--- start of Records for this task ---

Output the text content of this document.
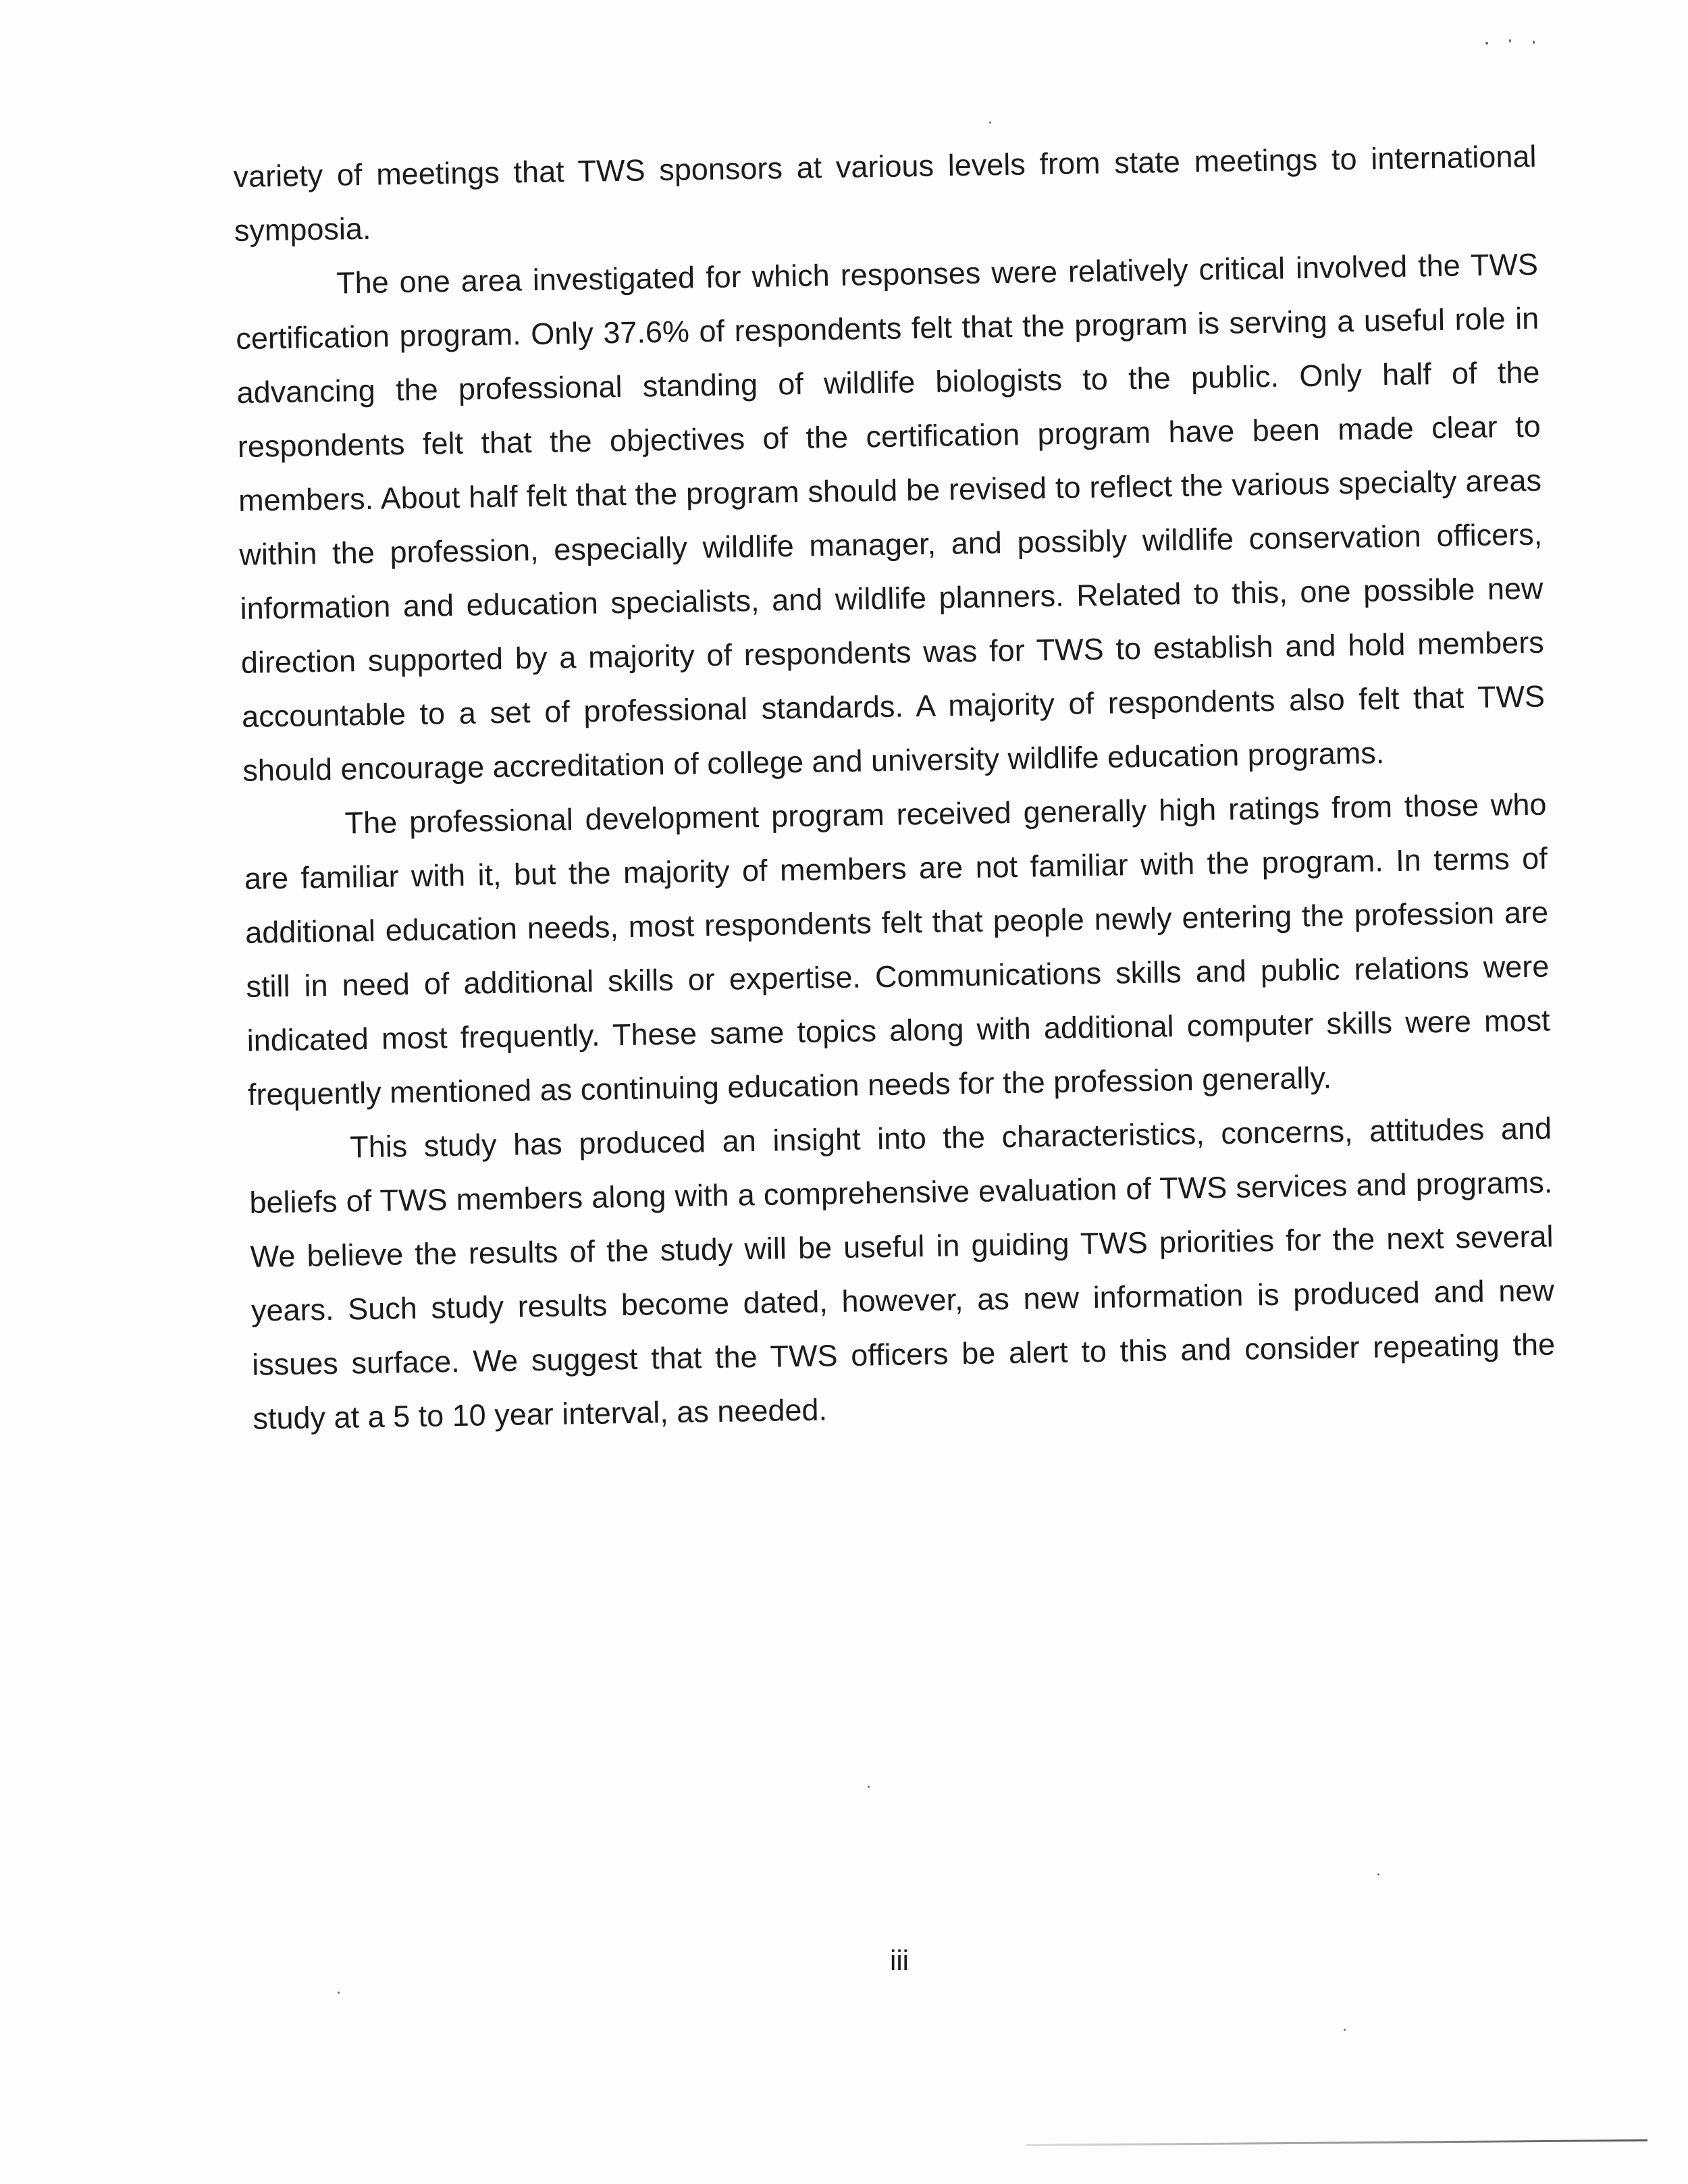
variety of meetings that TWS sponsors at various levels from state meetings to international symposia.

The one area investigated for which responses were relatively critical involved the TWS certification program. Only 37.6% of respondents felt that the program is serving a useful role in advancing the professional standing of wildlife biologists to the public. Only half of the respondents felt that the objectives of the certification program have been made clear to members. About half felt that the program should be revised to reflect the various specialty areas within the profession, especially wildlife manager, and possibly wildlife conservation officers, information and education specialists, and wildlife planners. Related to this, one possible new direction supported by a majority of respondents was for TWS to establish and hold members accountable to a set of professional standards. A majority of respondents also felt that TWS should encourage accreditation of college and university wildlife education programs.

The professional development program received generally high ratings from those who are familiar with it, but the majority of members are not familiar with the program. In terms of additional education needs, most respondents felt that people newly entering the profession are still in need of additional skills or expertise. Communications skills and public relations were indicated most frequently. These same topics along with additional computer skills were most frequently mentioned as continuing education needs for the profession generally.

This study has produced an insight into the characteristics, concerns, attitudes and beliefs of TWS members along with a comprehensive evaluation of TWS services and programs. We believe the results of the study will be useful in guiding TWS priorities for the next several years. Such study results become dated, however, as new information is produced and new issues surface. We suggest that the TWS officers be alert to this and consider repeating the study at a 5 to 10 year interval, as needed.

iii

--- end of Records for this task ---

[Exercise brief] Copy the records above exactly, leaving out every picture.

[The response]
Output the text content of this document.
variety of meetings that TWS sponsors at various levels from state meetings to international symposia.

The one area investigated for which responses were relatively critical involved the TWS certification program. Only 37.6% of respondents felt that the program is serving a useful role in advancing the professional standing of wildlife biologists to the public. Only half of the respondents felt that the objectives of the certification program have been made clear to members. About half felt that the program should be revised to reflect the various specialty areas within the profession, especially wildlife manager, and possibly wildlife conservation officers, information and education specialists, and wildlife planners. Related to this, one possible new direction supported by a majority of respondents was for TWS to establish and hold members accountable to a set of professional standards. A majority of respondents also felt that TWS should encourage accreditation of college and university wildlife education programs.

The professional development program received generally high ratings from those who are familiar with it, but the majority of members are not familiar with the program. In terms of additional education needs, most respondents felt that people newly entering the profession are still in need of additional skills or expertise. Communications skills and public relations were indicated most frequently. These same topics along with additional computer skills were most frequently mentioned as continuing education needs for the profession generally.

This study has produced an insight into the characteristics, concerns, attitudes and beliefs of TWS members along with a comprehensive evaluation of TWS services and programs. We believe the results of the study will be useful in guiding TWS priorities for the next several years. Such study results become dated, however, as new information is produced and new issues surface. We suggest that the TWS officers be alert to this and consider repeating the study at a 5 to 10 year interval, as needed.

iii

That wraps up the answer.